(Records excerpted from a collection)

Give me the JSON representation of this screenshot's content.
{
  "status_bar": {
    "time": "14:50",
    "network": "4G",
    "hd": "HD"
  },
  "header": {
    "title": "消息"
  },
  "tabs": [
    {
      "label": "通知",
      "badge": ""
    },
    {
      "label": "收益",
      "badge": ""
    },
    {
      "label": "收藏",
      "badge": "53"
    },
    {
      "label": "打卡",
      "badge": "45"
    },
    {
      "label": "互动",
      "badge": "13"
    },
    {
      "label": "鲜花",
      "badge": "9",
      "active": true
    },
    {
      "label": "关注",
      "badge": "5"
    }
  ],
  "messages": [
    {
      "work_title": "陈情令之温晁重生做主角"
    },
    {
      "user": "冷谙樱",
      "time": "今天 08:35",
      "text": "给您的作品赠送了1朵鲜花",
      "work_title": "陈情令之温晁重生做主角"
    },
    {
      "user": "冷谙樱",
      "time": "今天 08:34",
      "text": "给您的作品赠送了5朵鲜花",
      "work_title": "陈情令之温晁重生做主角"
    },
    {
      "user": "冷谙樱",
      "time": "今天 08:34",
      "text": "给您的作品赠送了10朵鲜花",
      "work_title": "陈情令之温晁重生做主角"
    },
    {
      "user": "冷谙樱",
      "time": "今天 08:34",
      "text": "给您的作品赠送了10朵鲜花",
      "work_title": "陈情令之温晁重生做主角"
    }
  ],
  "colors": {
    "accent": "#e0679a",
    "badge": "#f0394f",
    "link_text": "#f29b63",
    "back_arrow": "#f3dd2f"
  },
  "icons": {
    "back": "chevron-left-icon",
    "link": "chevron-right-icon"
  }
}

* * *

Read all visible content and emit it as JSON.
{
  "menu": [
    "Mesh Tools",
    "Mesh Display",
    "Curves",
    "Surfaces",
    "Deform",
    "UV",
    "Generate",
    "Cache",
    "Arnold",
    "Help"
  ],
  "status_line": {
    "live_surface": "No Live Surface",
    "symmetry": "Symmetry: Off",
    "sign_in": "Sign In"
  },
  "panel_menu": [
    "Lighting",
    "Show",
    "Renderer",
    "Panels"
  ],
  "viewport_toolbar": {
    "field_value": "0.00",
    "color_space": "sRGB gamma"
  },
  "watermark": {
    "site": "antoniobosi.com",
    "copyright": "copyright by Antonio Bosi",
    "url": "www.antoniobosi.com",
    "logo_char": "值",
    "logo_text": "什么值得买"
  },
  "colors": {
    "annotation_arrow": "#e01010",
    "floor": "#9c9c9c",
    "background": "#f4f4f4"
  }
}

What is being asked: From the listing above, copy every line that includes the word "content".

Right answer:
Give me the JSON representation of this screenshot's content.
Read all visible content and emit it as JSON.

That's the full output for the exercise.